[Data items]
==================================================

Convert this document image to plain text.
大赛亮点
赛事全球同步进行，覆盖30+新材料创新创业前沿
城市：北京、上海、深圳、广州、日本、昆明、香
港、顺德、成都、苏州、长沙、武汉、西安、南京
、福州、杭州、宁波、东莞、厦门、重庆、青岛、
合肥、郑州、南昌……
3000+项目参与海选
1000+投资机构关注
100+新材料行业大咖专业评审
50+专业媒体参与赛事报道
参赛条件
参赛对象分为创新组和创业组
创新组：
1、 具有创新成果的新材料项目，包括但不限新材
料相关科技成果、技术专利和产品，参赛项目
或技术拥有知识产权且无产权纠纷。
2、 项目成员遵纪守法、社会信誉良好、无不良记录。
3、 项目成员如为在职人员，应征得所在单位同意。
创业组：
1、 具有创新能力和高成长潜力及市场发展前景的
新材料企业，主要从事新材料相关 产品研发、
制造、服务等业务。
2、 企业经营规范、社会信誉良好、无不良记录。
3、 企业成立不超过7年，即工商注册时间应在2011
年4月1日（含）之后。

==================================================

# What you are asked to do:
Out of the material above, select every line that holds the string "无不良记录".

# Answer in full:
2、 项目成员遵纪守法、社会信誉良好、无不良记录。
2、 企业经营规范、社会信誉良好、无不良记录。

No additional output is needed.